The problem: Extract all records. Keep each one exact.

Records provided:
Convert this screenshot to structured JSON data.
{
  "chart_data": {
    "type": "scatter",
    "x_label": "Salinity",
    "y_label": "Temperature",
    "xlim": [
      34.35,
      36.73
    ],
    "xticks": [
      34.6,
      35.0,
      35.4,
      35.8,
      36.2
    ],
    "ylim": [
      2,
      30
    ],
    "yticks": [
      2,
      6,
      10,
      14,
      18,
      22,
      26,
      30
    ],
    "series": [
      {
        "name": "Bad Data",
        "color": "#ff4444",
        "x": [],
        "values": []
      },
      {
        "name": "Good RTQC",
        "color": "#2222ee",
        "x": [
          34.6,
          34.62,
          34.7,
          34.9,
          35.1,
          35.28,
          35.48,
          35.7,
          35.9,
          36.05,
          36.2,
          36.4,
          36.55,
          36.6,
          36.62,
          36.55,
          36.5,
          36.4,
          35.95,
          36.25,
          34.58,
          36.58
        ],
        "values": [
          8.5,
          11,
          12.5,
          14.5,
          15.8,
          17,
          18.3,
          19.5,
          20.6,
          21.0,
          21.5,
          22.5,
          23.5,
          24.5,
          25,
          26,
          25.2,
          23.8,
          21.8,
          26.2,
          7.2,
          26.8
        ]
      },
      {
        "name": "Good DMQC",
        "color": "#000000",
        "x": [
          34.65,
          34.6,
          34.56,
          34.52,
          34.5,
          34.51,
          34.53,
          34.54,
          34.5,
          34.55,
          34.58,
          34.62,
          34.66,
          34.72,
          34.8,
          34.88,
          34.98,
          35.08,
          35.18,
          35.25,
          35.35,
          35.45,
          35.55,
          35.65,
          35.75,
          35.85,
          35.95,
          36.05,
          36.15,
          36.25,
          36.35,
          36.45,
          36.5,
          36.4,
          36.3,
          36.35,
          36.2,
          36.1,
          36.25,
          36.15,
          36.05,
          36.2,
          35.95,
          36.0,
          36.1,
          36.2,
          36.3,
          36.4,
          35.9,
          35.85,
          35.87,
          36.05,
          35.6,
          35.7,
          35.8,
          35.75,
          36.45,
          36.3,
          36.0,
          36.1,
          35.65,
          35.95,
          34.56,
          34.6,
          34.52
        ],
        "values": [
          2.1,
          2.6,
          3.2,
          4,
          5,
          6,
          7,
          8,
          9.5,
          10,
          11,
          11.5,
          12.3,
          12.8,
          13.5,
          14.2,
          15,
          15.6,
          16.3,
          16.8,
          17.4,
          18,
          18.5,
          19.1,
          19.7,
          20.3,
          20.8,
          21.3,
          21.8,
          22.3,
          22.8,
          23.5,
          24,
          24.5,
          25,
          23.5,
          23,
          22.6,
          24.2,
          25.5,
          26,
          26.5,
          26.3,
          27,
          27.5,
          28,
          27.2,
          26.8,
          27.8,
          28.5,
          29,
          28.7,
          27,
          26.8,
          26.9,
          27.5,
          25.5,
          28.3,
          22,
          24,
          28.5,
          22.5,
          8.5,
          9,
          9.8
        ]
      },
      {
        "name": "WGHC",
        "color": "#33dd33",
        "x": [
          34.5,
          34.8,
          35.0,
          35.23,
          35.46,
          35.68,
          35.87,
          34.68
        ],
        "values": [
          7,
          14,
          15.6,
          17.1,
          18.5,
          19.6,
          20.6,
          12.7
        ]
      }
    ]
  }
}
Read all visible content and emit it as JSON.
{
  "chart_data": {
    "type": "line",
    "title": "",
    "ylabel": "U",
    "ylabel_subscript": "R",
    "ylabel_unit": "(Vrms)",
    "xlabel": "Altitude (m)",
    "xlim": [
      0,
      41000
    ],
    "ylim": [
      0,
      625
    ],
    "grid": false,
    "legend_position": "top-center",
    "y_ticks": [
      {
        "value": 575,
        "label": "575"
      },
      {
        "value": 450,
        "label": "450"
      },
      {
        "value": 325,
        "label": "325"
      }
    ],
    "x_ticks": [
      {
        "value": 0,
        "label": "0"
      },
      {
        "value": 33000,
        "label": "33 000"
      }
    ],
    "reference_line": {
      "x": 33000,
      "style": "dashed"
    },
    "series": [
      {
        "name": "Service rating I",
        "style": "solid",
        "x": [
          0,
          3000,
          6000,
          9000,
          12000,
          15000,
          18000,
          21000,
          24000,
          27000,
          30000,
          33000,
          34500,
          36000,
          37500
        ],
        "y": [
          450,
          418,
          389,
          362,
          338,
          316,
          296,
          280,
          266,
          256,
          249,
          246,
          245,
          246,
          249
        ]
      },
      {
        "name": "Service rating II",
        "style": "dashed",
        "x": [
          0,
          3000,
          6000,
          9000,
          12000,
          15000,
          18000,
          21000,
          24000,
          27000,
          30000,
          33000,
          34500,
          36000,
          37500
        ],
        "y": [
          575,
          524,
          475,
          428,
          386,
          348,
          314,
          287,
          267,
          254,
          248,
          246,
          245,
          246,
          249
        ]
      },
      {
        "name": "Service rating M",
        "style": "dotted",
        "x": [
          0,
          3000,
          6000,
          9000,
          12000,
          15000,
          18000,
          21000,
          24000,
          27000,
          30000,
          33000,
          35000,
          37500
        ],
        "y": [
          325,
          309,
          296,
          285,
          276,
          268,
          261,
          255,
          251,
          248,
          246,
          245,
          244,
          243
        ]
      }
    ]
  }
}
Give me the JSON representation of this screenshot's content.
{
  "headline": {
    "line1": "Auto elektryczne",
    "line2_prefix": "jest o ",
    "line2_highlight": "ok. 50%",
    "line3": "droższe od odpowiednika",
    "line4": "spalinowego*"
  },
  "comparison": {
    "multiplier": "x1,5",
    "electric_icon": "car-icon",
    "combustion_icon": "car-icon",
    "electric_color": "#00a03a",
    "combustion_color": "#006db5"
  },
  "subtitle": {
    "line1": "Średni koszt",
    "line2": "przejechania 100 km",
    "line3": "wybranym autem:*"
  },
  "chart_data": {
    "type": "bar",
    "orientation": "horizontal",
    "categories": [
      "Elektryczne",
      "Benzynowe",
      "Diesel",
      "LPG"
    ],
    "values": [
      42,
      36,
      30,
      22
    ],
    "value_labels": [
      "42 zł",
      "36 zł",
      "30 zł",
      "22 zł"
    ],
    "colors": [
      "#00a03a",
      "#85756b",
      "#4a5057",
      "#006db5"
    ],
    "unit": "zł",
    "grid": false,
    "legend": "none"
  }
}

Result:
Convert this screenshot to structured JSON data.
{
  "chart_data": {
    "type": "scatter",
    "x_label": "Salinity",
    "y_label": "Temperature",
    "xlim": [
      34.35,
      36.73
    ],
    "xticks": [
      34.6,
      35.0,
      35.4,
      35.8,
      36.2
    ],
    "ylim": [
      2,
      30
    ],
    "yticks": [
      2,
      6,
      10,
      14,
      18,
      22,
      26,
      30
    ],
    "series": [
      {
        "name": "Bad Data",
        "color": "#ff4444",
        "x": [],
        "values": []
      },
      {
        "name": "Good RTQC",
        "color": "#2222ee",
        "x": [
          34.6,
          34.62,
          34.7,
          34.9,
          35.1,
          35.28,
          35.48,
          35.7,
          35.9,
          36.05,
          36.2,
          36.4,
          36.55,
          36.6,
          36.62,
          36.55,
          36.5,
          36.4,
          35.95,
          36.25,
          34.58,
          36.58
        ],
        "values": [
          8.5,
          11,
          12.5,
          14.5,
          15.8,
          17,
          18.3,
          19.5,
          20.6,
          21.0,
          21.5,
          22.5,
          23.5,
          24.5,
          25,
          26,
          25.2,
          23.8,
          21.8,
          26.2,
          7.2,
          26.8
        ]
      },
      {
        "name": "Good DMQC",
        "color": "#000000",
        "x": [
          34.65,
          34.6,
          34.56,
          34.52,
          34.5,
          34.51,
          34.53,
          34.54,
          34.5,
          34.55,
          34.58,
          34.62,
          34.66,
          34.72,
          34.8,
          34.88,
          34.98,
          35.08,
          35.18,
          35.25,
          35.35,
          35.45,
          35.55,
          35.65,
          35.75,
          35.85,
          35.95,
          36.05,
          36.15,
          36.25,
          36.35,
          36.45,
          36.5,
          36.4,
          36.3,
          36.35,
          36.2,
          36.1,
          36.25,
          36.15,
          36.05,
          36.2,
          35.95,
          36.0,
          36.1,
          36.2,
          36.3,
          36.4,
          35.9,
          35.85,
          35.87,
          36.05,
          35.6,
          35.7,
          35.8,
          35.75,
          36.45,
          36.3,
          36.0,
          36.1,
          35.65,
          35.95,
          34.56,
          34.6,
          34.52
        ],
        "values": [
          2.1,
          2.6,
          3.2,
          4,
          5,
          6,
          7,
          8,
          9.5,
          10,
          11,
          11.5,
          12.3,
          12.8,
          13.5,
          14.2,
          15,
          15.6,
          16.3,
          16.8,
          17.4,
          18,
          18.5,
          19.1,
          19.7,
          20.3,
          20.8,
          21.3,
          21.8,
          22.3,
          22.8,
          23.5,
          24,
          24.5,
          25,
          23.5,
          23,
          22.6,
          24.2,
          25.5,
          26,
          26.5,
          26.3,
          27,
          27.5,
          28,
          27.2,
          26.8,
          27.8,
          28.5,
          29,
          28.7,
          27,
          26.8,
          26.9,
          27.5,
          25.5,
          28.3,
          22,
          24,
          28.5,
          22.5,
          8.5,
          9,
          9.8
        ]
      },
      {
        "name": "WGHC",
        "color": "#33dd33",
        "x": [
          34.5,
          34.8,
          35.0,
          35.23,
          35.46,
          35.68,
          35.87,
          34.68
        ],
        "values": [
          7,
          14,
          15.6,
          17.1,
          18.5,
          19.6,
          20.6,
          12.7
        ]
      }
    ]
  }
}
Read all visible content and emit it as JSON.
{
  "chart_data": {
    "type": "line",
    "title": "",
    "ylabel": "U",
    "ylabel_subscript": "R",
    "ylabel_unit": "(Vrms)",
    "xlabel": "Altitude (m)",
    "xlim": [
      0,
      41000
    ],
    "ylim": [
      0,
      625
    ],
    "grid": false,
    "legend_position": "top-center",
    "y_ticks": [
      {
        "value": 575,
        "label": "575"
      },
      {
        "value": 450,
        "label": "450"
      },
      {
        "value": 325,
        "label": "325"
      }
    ],
    "x_ticks": [
      {
        "value": 0,
        "label": "0"
      },
      {
        "value": 33000,
        "label": "33 000"
      }
    ],
    "reference_line": {
      "x": 33000,
      "style": "dashed"
    },
    "series": [
      {
        "name": "Service rating I",
        "style": "solid",
        "x": [
          0,
          3000,
          6000,
          9000,
          12000,
          15000,
          18000,
          21000,
          24000,
          27000,
          30000,
          33000,
          34500,
          36000,
          37500
        ],
        "y": [
          450,
          418,
          389,
          362,
          338,
          316,
          296,
          280,
          266,
          256,
          249,
          246,
          245,
          246,
          249
        ]
      },
      {
        "name": "Service rating II",
        "style": "dashed",
        "x": [
          0,
          3000,
          6000,
          9000,
          12000,
          15000,
          18000,
          21000,
          24000,
          27000,
          30000,
          33000,
          34500,
          36000,
          37500
        ],
        "y": [
          575,
          524,
          475,
          428,
          386,
          348,
          314,
          287,
          267,
          254,
          248,
          246,
          245,
          246,
          249
        ]
      },
      {
        "name": "Service rating M",
        "style": "dotted",
        "x": [
          0,
          3000,
          6000,
          9000,
          12000,
          15000,
          18000,
          21000,
          24000,
          27000,
          30000,
          33000,
          35000,
          37500
        ],
        "y": [
          325,
          309,
          296,
          285,
          276,
          268,
          261,
          255,
          251,
          248,
          246,
          245,
          244,
          243
        ]
      }
    ]
  }
}
Give me the JSON representation of this screenshot's content.
{
  "headline": {
    "line1": "Auto elektryczne",
    "line2_prefix": "jest o ",
    "line2_highlight": "ok. 50%",
    "line3": "droższe od odpowiednika",
    "line4": "spalinowego*"
  },
  "comparison": {
    "multiplier": "x1,5",
    "electric_icon": "car-icon",
    "combustion_icon": "car-icon",
    "electric_color": "#00a03a",
    "combustion_color": "#006db5"
  },
  "subtitle": {
    "line1": "Średni koszt",
    "line2": "przejechania 100 km",
    "line3": "wybranym autem:*"
  },
  "chart_data": {
    "type": "bar",
    "orientation": "horizontal",
    "categories": [
      "Elektryczne",
      "Benzynowe",
      "Diesel",
      "LPG"
    ],
    "values": [
      42,
      36,
      30,
      22
    ],
    "value_labels": [
      "42 zł",
      "36 zł",
      "30 zł",
      "22 zł"
    ],
    "colors": [
      "#00a03a",
      "#85756b",
      "#4a5057",
      "#006db5"
    ],
    "unit": "zł",
    "grid": false,
    "legend": "none"
  }
}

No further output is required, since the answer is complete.